EXCERPTED PASSAGE –
BEGIN
Lab 8 Starting screen and Game Content
This is the final lab of this topic! As it is quite lengthy, you will likely not finish it in the practice session. Use the "lab-discussion" channel in slack to ask questions! (and also answer, as you can learn a lot by teaching others)
The deadline for this task is the 7th October 10:00
Step 1. Data objects
As a starting point, we will create all the data objects that we are going to need to finish our task. The objects will be left mostly empty for now. More fields can be added as we go along.
Scenario This will be the highest level object. It should connect the unity scene with the rest of the game data.
- Create a new C# class
- Delete the start and update methods
- Change the parent type from MonoBehaviour to ScriptableObject
- Add a [CreateAssetMenu] attribute with the menuName parameter set to "TowerDefence/Scenario". (Or insert your own game name here)
- Add fields:
- A string for the unity scene name
- A string for the level name presented to the player
- Integers for lives and gold at the start of the level.
It should all look something like this in the end:
[CreateAssetMenu(menuName = "TowerDefence/Scenario")] public class Scenario : ScriptableObject { public string PresentedName; public string SceneName; public int Lives; public int StartingGold; }
Enemy
- Create a new C# class
- Delete the start and update methods
- Change the parent type from MonoBehaviour to ScriptableObject
- Add a [CreateAssetMenu] attribute.
- Add fields for enemy starting health, damage to players lives when they reach base, movement speed and the sprite they are represented with.
Wave
- Create a new C# class
- Delete the start and update methods
- Remove the parent class type. This will be a regular C# class with no parent.
- Add a [System.Serializable] attribute to the class.
END
GIVEN DATA –
BEGIN
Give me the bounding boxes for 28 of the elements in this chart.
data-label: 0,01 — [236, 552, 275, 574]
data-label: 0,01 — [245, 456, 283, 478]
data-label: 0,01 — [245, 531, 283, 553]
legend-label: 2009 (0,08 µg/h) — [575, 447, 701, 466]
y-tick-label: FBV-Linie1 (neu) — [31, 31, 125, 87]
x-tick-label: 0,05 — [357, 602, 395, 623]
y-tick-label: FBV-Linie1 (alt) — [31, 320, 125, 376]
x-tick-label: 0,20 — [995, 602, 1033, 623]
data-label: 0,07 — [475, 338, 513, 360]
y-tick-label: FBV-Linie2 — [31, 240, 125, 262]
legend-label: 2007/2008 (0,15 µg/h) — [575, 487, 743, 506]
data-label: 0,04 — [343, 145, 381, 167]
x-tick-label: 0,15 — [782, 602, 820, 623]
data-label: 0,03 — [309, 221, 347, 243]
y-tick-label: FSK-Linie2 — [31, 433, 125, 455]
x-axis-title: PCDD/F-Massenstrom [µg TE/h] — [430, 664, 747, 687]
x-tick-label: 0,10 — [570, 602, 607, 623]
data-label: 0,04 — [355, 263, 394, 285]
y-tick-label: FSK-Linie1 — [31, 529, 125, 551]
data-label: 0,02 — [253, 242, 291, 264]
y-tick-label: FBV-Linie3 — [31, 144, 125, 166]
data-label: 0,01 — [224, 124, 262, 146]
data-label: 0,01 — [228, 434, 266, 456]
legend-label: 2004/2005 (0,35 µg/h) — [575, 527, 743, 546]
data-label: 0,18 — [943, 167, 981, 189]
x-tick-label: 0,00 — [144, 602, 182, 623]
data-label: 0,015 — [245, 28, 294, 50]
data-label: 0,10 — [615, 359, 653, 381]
END
WORK ITEM – Continue the Unity game lab instructions from the point where they end.

SOLVED EXERCISE –
- Add a field for number of enemies in the wave
- Add a field for the type of enemy
- Add a field for cooldown between enemies spawned within a wave.
- Add a list of waves to the scenario
Tower
- Look at the instructions for enemy and scenario class and create the tower data on your own.
- Add a list of towers to the scenario
Create instances
- In editor create a Data folder
- In the data folder create separate folders for: Scenario, Enemy and Tower.
- Open the Scenario folder
- Create a Scenario data object
- Right click on project area inside the folder
- Choose create > TowerDefence > Scenario
- Fill in the data
Step 2. Level Selection
The view
- Create a new scene
- Add a new canvas to the scene
- On this canvas
- Add the name of your game
- A layout panel for the level selection
- An exit button
The presenter
- Add a new MenuPresenter script to the canvas. This script will be responsible for creating the level selection buttons and loading up levels.
- Make sure there is only a single instance of this menu script. In Awake method stop more than a single instance of this object being created and call the DoNotDestroyOnLoad method on the gameobject of that instance.
- Add fields for the selected Scenario and a list for all possible scenarios.
- Create an exit game method and call it from the button.
- In the start method create a button for each scenario. It is helpful to create a prefab of this button first as we did in the previous lab for towers. If this is too complicated, you can also attach the prefabs manually in the editor.
- Create a StartScenario method that loads the level from selected scenario.
- Editor approach: Set each level button to load the scene based on an int index to the scenarios list.
- Scripting approach: Attach the scenario loading method with correct parameter to the button OnClick event when creating the button prefabs.
- Add a method for the Unity OnLevelWasLoaded(int level) message. In the method
- If this isn't the menu then hide the menu panel and pass the scenario to the ScenarioController.
- If this is the menu then show the main menu panel.
- For this all to work the scenes have to be also added to the Build settings in editor:
- Open the File> Build Settings
- Drag both scenes into the Scenes In Build area.
- Make sure the Menu is the first scene at the top. This is the scene that is loaded at the start of the game.
Returning to menu
- Add a new menu button to the level scene.
- In ScenarioController create a method ExitToMenu. In this method load the menu scene.
- Test that you are now able to move into and out from the levels.
Step 3. Connecting data with the prefabs
ScenarioController
- Add a field for current scenario.
- Create a set scenario method that sets it.
- In the Start method:
- Set the lives and gold value based on the current scenario.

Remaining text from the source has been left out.